- **Problem to work on**: Quote every line as written. Omit pictures.

(Extracted records)
>>>>

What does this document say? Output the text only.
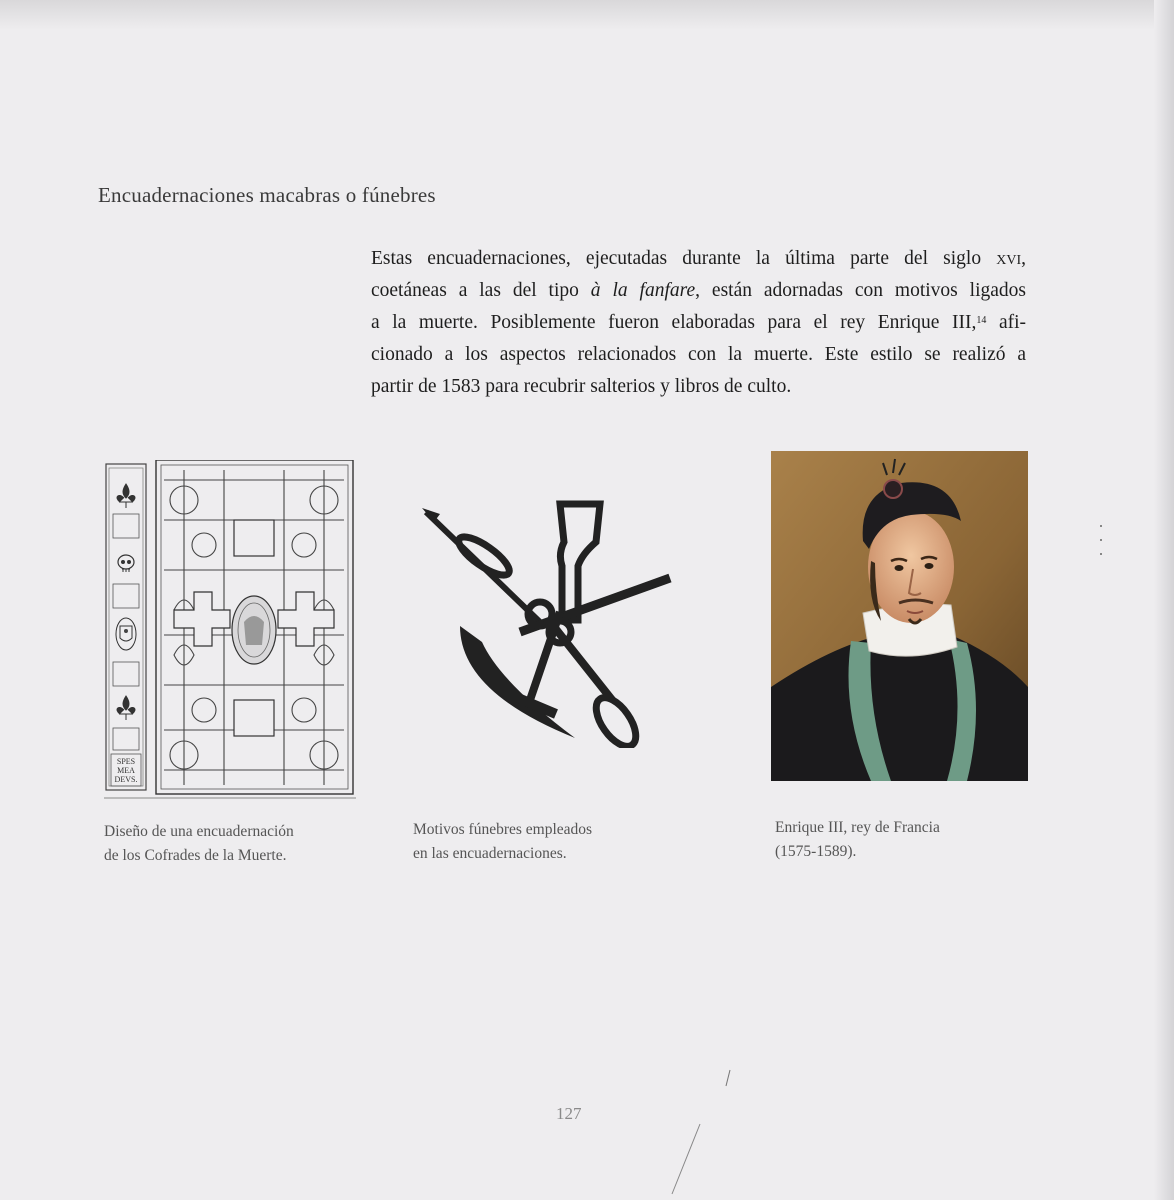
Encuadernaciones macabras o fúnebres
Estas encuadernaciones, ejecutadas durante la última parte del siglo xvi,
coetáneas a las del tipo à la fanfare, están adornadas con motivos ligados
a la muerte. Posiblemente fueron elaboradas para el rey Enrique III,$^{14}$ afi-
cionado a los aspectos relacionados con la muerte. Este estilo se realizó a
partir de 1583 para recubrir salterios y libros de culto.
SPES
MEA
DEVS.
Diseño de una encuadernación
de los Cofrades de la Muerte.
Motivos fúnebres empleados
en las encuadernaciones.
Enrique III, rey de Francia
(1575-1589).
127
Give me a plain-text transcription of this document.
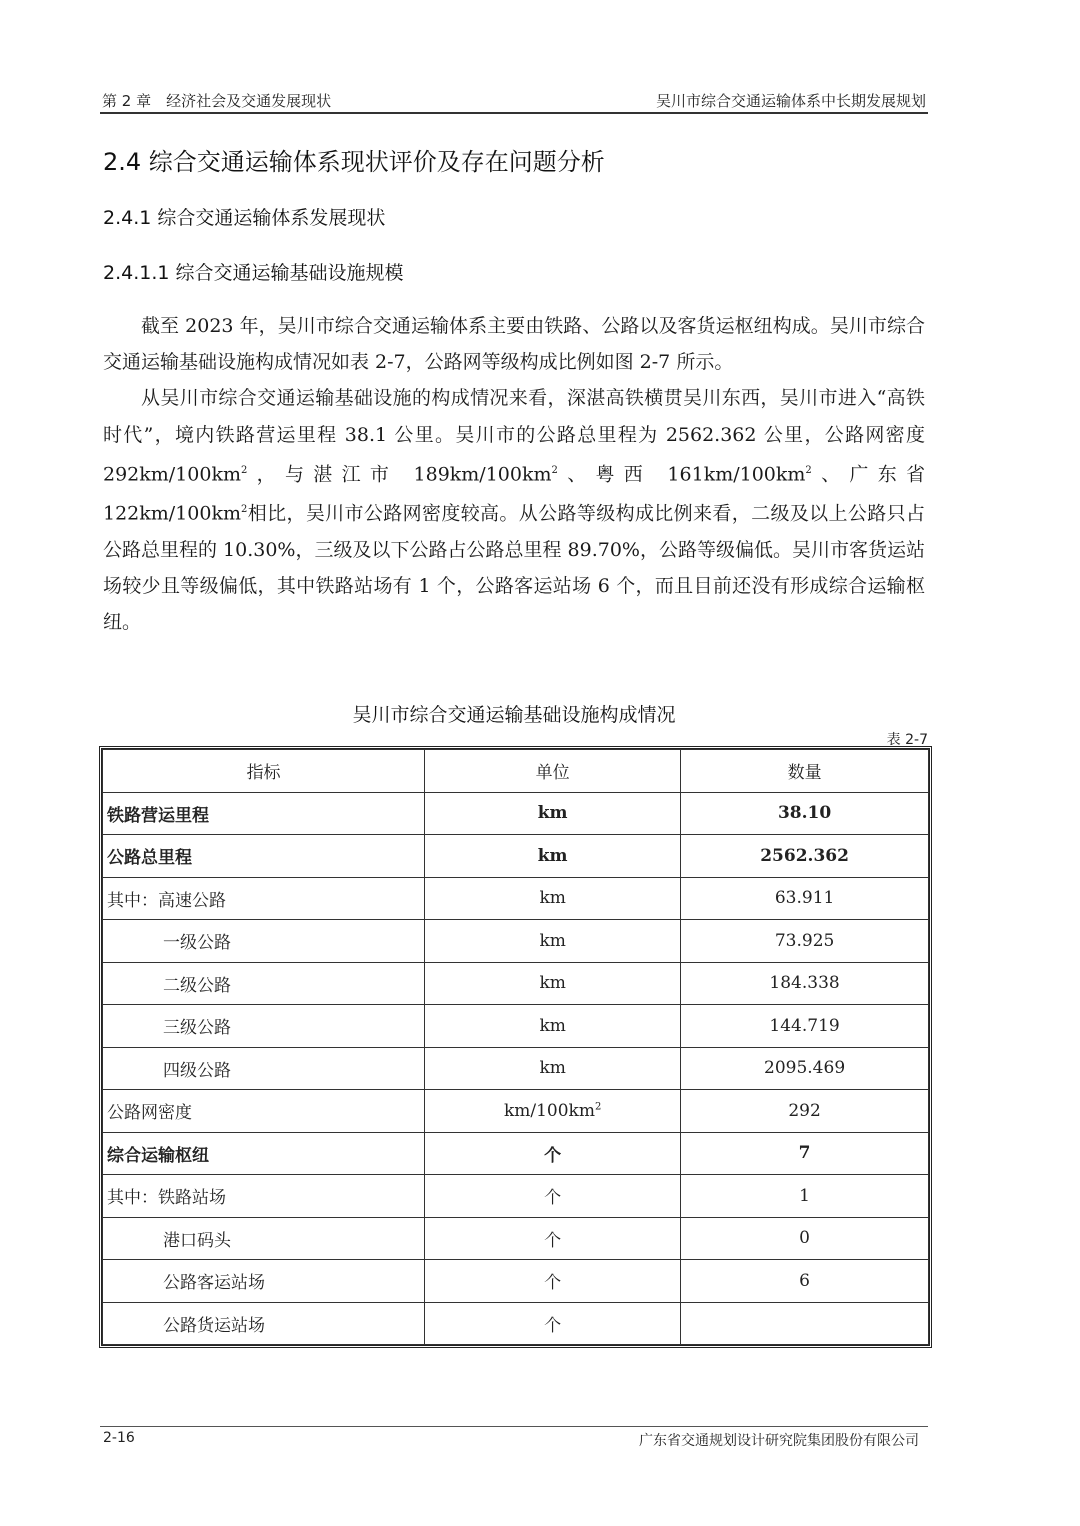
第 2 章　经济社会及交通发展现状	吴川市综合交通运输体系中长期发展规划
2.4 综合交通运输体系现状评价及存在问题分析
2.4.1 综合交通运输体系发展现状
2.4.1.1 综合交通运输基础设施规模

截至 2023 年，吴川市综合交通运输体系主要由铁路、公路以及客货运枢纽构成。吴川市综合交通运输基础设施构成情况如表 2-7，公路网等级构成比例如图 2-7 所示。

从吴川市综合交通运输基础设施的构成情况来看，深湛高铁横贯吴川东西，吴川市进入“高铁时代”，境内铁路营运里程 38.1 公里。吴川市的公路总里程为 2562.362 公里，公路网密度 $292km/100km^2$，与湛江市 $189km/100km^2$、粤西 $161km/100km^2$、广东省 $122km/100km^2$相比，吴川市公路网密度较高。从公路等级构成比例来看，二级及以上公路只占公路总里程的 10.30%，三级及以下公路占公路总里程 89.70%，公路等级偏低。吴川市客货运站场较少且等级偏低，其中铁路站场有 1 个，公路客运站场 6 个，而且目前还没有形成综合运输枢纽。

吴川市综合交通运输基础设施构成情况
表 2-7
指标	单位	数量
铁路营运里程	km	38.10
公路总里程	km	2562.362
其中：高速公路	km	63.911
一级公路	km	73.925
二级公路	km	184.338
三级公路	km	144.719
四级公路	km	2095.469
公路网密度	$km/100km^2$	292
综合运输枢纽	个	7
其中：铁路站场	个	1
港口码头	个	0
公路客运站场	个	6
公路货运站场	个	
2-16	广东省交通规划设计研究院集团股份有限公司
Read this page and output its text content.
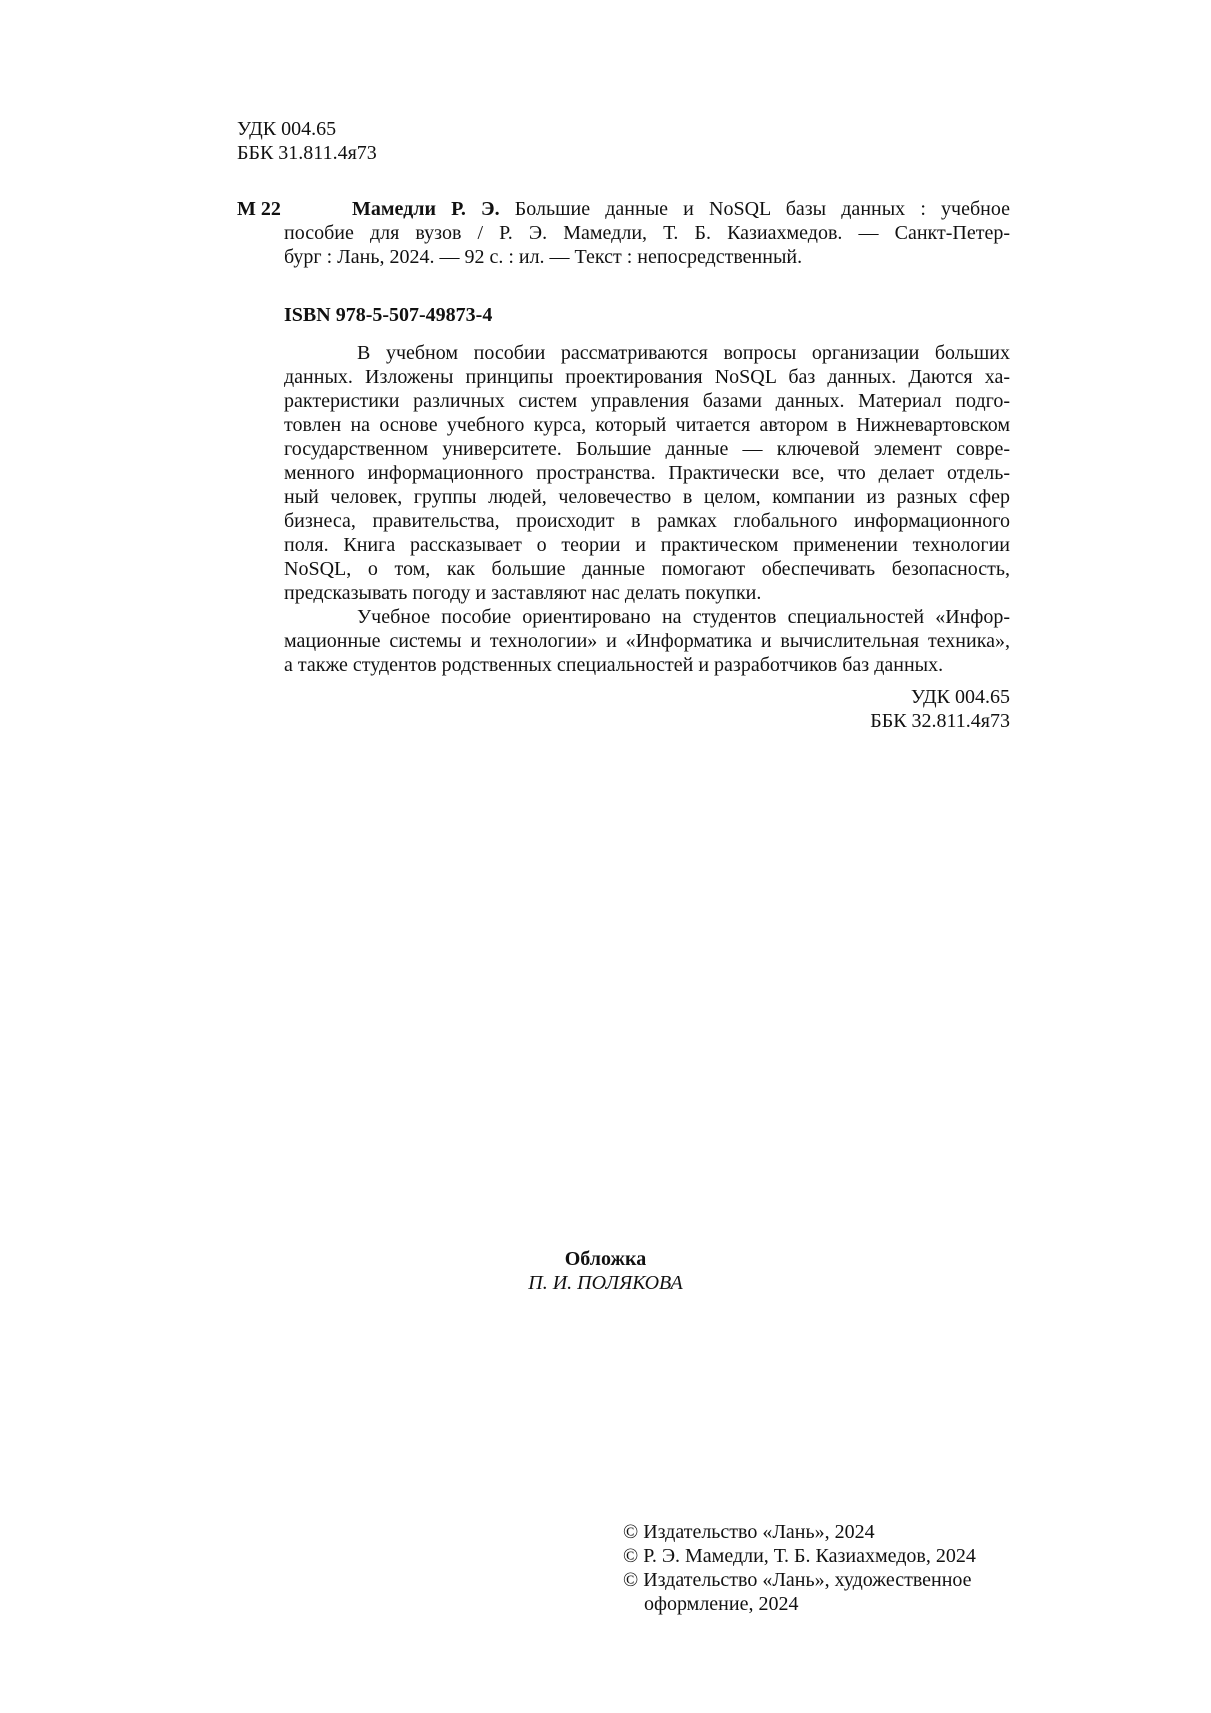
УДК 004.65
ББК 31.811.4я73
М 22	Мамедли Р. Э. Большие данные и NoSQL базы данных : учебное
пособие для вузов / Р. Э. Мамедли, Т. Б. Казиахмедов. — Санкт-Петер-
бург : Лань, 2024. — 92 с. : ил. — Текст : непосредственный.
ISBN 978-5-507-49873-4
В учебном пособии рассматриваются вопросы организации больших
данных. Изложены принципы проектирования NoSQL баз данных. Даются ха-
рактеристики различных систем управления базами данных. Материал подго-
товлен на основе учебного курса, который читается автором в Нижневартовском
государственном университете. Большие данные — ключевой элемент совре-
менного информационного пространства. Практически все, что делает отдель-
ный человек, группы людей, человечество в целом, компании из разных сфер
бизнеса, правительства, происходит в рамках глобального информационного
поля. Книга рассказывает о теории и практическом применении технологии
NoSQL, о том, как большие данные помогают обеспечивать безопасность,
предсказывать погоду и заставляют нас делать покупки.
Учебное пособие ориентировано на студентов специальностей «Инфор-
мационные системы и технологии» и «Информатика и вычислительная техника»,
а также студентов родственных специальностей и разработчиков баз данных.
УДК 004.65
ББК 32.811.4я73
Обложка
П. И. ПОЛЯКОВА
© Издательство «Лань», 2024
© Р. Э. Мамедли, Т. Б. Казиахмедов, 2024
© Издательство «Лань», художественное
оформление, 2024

<<<<

- **Solution**:
What does this document say? Output the text only.
Encuadernaciones macabras o fúnebres
Estas encuadernaciones, ejecutadas durante la última parte del siglo xvi,
coetáneas a las del tipo à la fanfare, están adornadas con motivos ligados
a la muerte. Posiblemente fueron elaboradas para el rey Enrique III,$^{14}$ afi-
cionado a los aspectos relacionados con la muerte. Este estilo se realizó a
partir de 1583 para recubrir salterios y libros de culto.
SPES
MEA
DEVS.
Diseño de una encuadernación
de los Cofrades de la Muerte.
Motivos fúnebres empleados
en las encuadernaciones.
Enrique III, rey de Francia
(1575-1589).
127
Give me a plain-text transcription of this document.
第 2 章　经济社会及交通发展现状	吴川市综合交通运输体系中长期发展规划
2.4 综合交通运输体系现状评价及存在问题分析
2.4.1 综合交通运输体系发展现状
2.4.1.1 综合交通运输基础设施规模

截至 2023 年，吴川市综合交通运输体系主要由铁路、公路以及客货运枢纽构成。吴川市综合交通运输基础设施构成情况如表 2-7，公路网等级构成比例如图 2-7 所示。

从吴川市综合交通运输基础设施的构成情况来看，深湛高铁横贯吴川东西，吴川市进入“高铁时代”，境内铁路营运里程 38.1 公里。吴川市的公路总里程为 2562.362 公里，公路网密度 $292km/100km^2$，与湛江市 $189km/100km^2$、粤西 $161km/100km^2$、广东省 $122km/100km^2$相比，吴川市公路网密度较高。从公路等级构成比例来看，二级及以上公路只占公路总里程的 10.30%，三级及以下公路占公路总里程 89.70%，公路等级偏低。吴川市客货运站场较少且等级偏低，其中铁路站场有 1 个，公路客运站场 6 个，而且目前还没有形成综合运输枢纽。

吴川市综合交通运输基础设施构成情况
表 2-7
指标	单位	数量
铁路营运里程	km	38.10
公路总里程	km	2562.362
其中：高速公路	km	63.911
一级公路	km	73.925
二级公路	km	184.338
三级公路	km	144.719
四级公路	km	2095.469
公路网密度	$km/100km^2$	292
综合运输枢纽	个	7
其中：铁路站场	个	1
港口码头	个	0
公路客运站场	个	6
公路货运站场	个	
2-16	广东省交通规划设计研究院集团股份有限公司
Read this page and output its text content.
УДК 004.65
ББК 31.811.4я73
М 22	Мамедли Р. Э. Большие данные и NoSQL базы данных : учебное
пособие для вузов / Р. Э. Мамедли, Т. Б. Казиахмедов. — Санкт-Петер-
бург : Лань, 2024. — 92 с. : ил. — Текст : непосредственный.
ISBN 978-5-507-49873-4
В учебном пособии рассматриваются вопросы организации больших
данных. Изложены принципы проектирования NoSQL баз данных. Даются ха-
рактеристики различных систем управления базами данных. Материал подго-
товлен на основе учебного курса, который читается автором в Нижневартовском
государственном университете. Большие данные — ключевой элемент совре-
менного информационного пространства. Практически все, что делает отдель-
ный человек, группы людей, человечество в целом, компании из разных сфер
бизнеса, правительства, происходит в рамках глобального информационного
поля. Книга рассказывает о теории и практическом применении технологии
NoSQL, о том, как большие данные помогают обеспечивать безопасность,
предсказывать погоду и заставляют нас делать покупки.
Учебное пособие ориентировано на студентов специальностей «Инфор-
мационные системы и технологии» и «Информатика и вычислительная техника»,
а также студентов родственных специальностей и разработчиков баз данных.
УДК 004.65
ББК 32.811.4я73
Обложка
П. И. ПОЛЯКОВА
© Издательство «Лань», 2024
© Р. Э. Мамедли, Т. Б. Казиахмедов, 2024
© Издательство «Лань», художественное
оформление, 2024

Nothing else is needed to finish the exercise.